-- Document excerpt --
┄┄┄┄┄┄┄┄┄┄┄┄┄┄┄┄┄┄┄┄
Liverpool has not won at White Hart Lane since 2008, but are hoping to change that as they climb the table and indulge their top-four dreams.
Tottenham seeks to prove that devastating losses in the opening stages of the season were nothing to worry about, and that the talent they possess on paper will finally translate to results on the pitch.
This match is about more than points for both Tottenham and Liverpool, and it should be an exciting match all around.
These are my predictions for Sunday at White Hart Lane.
With Rafael Van der Vaart ruled out of Tottenham's last matchup against Wolverhampton with a hamstring injury he suffered against Manchester City, Harry Redknapp had to do a bit of rearranging. So he ditched the 4-4-1-1 that Spurs often use to accommodate his particular skill set, and played Jermain Defoe and Emmanuel Adebayor up front.
┄┄┄┄┄┄┄┄┄┄┄┄┄┄┄┄┄┄┄┄
-- Requirement 1 --
Echo the match preview from "Tottenham seeks to" up to and including "match all around.".
-- Requirement 2 --
According to the match preview, since what year has Liverpool gone without a win at White Hart Lane?
-- Requirement 3 --
Name every person mentioned in the match preview.

-- Supplied information --
┄┄┄┄┄┄┄┄┄┄┄┄┄┄┄┄┄┄┄┄
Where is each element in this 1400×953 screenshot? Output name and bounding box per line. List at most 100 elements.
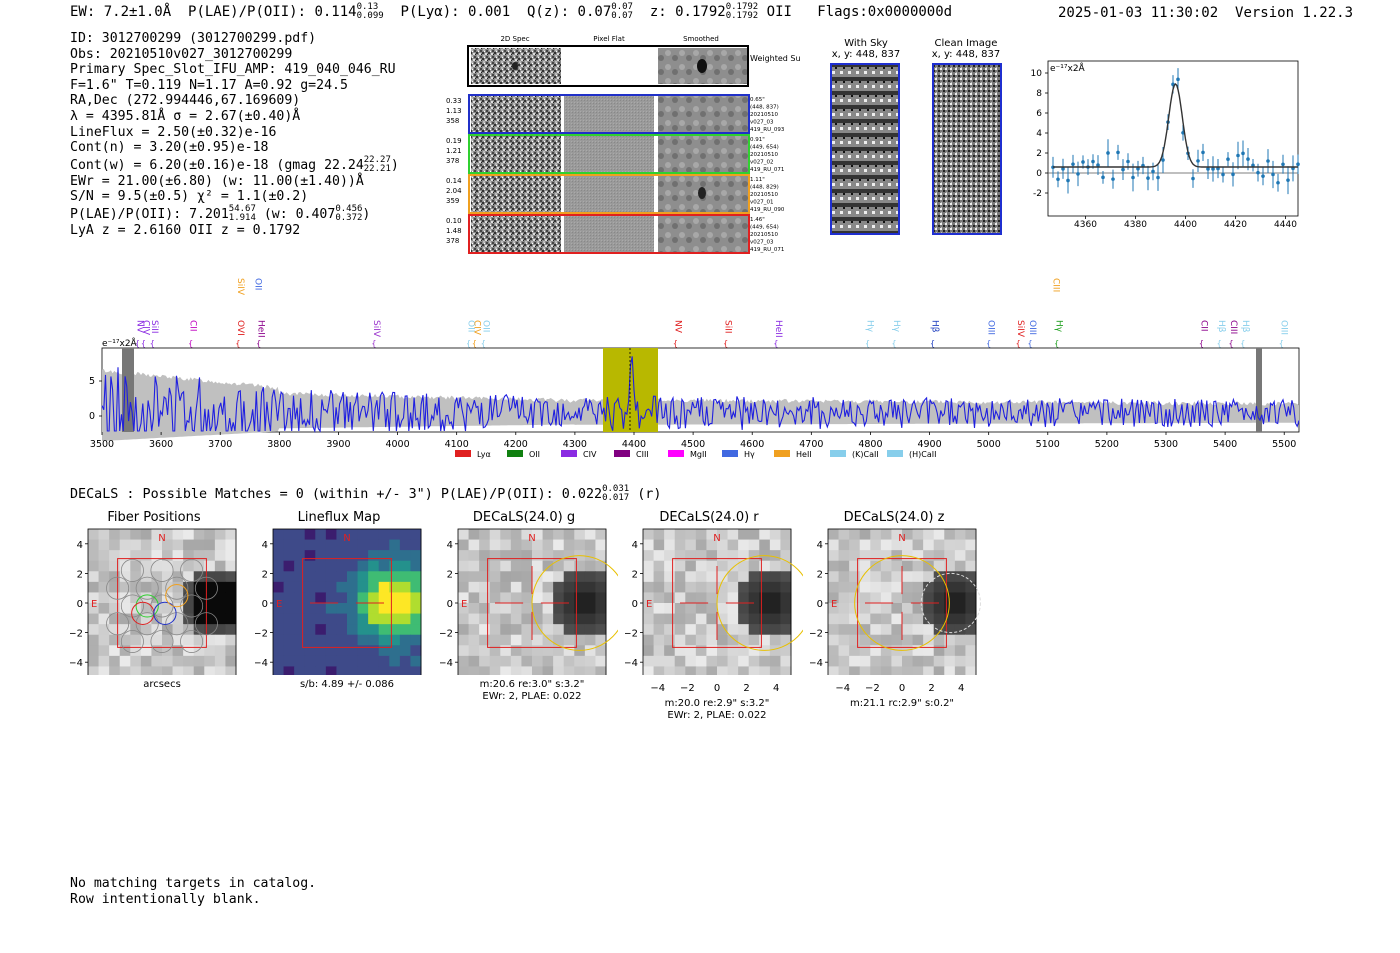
┄┄┄┄┄┄┄┄┄┄┄┄┄┄┄┄┄┄┄┄
-- Task response 1 --
Tottenham seeks to prove that devastating losses in the opening stages of the season were nothing to worry about, and that the talent they possess on paper will finally translate to results on the pitch.
This match is about more than points for both Tottenham and Liverpool, and it should be an exciting match all around.

-- Task response 2 --
2008

-- Task response 3 --
Rafael Van der Vaart, Harry Redknapp, Jermain Defoe, Emmanuel Adebayor